* [Task goal]:
State the number of lines that contain "name", with no other text.

* [Stored records]:
------
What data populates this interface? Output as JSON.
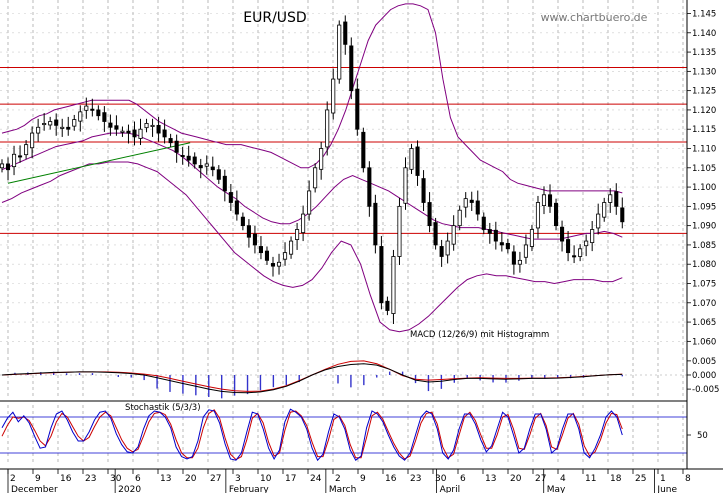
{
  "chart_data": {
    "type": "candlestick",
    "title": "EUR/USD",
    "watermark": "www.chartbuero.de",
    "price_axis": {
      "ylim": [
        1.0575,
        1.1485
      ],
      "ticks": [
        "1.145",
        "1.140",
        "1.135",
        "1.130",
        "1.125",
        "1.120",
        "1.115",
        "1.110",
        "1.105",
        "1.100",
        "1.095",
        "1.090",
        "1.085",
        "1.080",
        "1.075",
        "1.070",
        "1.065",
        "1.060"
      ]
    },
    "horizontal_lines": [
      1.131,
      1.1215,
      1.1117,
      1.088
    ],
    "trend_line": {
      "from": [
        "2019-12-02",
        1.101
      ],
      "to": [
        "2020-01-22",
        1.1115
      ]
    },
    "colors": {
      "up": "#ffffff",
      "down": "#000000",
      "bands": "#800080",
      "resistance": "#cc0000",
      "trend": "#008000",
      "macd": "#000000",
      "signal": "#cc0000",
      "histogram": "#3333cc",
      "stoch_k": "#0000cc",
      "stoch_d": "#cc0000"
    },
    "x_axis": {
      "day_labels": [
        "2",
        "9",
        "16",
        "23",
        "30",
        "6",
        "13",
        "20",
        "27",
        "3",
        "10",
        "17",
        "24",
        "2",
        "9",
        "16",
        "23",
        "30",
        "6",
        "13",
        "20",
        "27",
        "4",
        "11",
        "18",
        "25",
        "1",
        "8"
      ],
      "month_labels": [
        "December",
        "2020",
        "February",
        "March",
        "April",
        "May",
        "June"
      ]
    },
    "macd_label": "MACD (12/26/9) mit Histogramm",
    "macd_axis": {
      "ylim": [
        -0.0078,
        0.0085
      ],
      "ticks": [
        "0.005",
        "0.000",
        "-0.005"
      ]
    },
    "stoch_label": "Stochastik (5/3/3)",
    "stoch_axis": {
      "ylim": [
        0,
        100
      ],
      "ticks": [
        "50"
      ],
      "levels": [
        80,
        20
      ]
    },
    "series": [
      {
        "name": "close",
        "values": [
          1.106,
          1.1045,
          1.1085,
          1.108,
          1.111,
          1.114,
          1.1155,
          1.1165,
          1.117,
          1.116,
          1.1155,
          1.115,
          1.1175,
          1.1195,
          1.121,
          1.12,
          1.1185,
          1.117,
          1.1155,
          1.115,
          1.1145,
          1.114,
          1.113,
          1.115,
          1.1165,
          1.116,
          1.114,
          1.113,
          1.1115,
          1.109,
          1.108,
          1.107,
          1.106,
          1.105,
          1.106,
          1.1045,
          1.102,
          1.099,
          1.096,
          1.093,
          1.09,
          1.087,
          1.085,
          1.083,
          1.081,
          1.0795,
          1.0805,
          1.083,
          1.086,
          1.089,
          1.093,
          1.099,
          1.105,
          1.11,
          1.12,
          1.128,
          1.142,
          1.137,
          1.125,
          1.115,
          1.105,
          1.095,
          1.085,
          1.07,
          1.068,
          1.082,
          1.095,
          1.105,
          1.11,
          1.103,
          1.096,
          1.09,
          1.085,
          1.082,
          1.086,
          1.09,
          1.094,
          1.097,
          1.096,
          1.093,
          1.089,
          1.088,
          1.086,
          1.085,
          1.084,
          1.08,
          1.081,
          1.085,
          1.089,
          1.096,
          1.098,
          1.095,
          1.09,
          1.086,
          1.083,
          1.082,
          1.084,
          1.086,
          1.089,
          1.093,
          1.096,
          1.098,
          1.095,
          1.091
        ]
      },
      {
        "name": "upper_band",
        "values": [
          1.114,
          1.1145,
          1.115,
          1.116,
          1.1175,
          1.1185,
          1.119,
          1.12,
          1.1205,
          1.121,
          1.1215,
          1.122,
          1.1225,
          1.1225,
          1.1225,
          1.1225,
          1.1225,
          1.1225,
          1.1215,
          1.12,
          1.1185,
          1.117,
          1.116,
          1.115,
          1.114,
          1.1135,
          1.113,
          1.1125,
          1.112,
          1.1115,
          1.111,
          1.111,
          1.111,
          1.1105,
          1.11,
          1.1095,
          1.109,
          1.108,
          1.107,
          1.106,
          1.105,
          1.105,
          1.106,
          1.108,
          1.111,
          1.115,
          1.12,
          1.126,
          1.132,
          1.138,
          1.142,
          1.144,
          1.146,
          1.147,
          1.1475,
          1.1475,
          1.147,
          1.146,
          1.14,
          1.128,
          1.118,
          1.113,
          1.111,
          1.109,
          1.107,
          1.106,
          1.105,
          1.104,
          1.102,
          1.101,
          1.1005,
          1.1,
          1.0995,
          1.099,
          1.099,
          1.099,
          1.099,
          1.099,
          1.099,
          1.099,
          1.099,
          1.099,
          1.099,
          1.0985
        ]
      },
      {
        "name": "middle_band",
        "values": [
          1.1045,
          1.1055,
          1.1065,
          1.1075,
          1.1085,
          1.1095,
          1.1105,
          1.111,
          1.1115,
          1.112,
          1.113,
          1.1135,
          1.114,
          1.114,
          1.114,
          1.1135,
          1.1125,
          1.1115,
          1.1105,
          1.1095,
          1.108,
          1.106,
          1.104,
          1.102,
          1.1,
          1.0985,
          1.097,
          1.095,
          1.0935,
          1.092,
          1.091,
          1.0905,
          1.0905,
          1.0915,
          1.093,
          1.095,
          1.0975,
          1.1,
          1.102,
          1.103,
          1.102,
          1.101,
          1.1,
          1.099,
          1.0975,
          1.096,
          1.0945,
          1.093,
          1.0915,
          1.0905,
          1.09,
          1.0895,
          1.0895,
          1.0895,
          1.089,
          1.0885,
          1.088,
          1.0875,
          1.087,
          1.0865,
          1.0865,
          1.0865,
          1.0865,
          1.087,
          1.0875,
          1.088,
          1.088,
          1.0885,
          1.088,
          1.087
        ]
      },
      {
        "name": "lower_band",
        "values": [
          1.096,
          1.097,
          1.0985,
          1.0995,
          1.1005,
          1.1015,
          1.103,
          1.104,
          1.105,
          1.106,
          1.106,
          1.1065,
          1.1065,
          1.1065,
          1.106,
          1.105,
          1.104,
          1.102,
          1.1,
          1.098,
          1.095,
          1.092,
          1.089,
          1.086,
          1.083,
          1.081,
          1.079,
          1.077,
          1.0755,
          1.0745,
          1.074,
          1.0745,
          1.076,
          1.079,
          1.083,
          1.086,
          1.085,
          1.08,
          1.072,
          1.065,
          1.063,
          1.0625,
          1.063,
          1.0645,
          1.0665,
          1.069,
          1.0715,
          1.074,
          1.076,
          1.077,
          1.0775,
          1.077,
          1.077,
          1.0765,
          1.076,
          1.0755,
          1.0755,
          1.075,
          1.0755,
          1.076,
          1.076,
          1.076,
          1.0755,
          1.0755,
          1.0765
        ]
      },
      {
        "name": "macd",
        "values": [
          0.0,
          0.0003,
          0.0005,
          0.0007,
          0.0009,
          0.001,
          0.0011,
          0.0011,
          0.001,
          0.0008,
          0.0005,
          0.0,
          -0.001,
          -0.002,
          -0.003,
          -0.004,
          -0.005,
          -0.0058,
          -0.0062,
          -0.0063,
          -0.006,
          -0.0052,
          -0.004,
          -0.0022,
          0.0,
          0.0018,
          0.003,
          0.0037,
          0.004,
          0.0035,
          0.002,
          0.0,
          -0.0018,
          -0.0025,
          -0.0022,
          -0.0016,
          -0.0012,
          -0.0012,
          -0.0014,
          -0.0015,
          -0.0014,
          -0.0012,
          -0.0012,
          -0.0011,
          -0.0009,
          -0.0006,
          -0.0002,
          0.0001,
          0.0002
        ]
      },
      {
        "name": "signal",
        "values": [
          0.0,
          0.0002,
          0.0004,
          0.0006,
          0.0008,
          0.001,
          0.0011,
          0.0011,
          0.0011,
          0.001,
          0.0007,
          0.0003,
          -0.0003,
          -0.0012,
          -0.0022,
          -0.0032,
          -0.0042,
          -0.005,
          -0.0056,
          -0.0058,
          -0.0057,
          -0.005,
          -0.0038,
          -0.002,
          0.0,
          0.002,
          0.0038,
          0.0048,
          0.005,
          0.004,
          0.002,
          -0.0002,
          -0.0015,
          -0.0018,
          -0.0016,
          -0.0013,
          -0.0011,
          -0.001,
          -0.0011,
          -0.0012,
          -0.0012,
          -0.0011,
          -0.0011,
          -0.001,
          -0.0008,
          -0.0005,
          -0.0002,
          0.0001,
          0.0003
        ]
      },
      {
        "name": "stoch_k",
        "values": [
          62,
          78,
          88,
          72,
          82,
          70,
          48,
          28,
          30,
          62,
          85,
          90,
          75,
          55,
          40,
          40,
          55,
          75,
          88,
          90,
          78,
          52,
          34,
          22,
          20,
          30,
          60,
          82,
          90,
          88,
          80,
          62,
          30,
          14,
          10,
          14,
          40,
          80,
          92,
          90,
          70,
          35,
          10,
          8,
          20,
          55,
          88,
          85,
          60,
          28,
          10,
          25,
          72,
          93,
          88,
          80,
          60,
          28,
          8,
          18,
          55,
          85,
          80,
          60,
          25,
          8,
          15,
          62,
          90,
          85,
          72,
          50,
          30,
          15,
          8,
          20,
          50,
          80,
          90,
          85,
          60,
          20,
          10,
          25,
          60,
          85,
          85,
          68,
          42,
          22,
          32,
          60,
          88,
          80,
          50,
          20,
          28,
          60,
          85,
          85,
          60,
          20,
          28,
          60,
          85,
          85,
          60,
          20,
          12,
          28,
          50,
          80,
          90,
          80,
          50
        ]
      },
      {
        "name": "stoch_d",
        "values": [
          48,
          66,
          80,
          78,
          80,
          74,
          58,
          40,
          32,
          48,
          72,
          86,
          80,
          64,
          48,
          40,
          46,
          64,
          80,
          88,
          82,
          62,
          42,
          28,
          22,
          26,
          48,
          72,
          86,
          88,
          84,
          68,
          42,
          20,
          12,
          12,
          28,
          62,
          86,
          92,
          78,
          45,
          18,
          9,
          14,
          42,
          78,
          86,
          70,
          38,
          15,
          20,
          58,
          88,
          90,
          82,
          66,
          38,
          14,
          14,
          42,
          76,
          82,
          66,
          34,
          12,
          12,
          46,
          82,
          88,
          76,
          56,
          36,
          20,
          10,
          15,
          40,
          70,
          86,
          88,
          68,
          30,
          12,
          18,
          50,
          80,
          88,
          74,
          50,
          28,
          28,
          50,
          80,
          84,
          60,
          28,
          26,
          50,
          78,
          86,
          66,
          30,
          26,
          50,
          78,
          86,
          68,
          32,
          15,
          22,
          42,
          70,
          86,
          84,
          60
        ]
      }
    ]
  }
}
------
* [Solution to the problem]:
8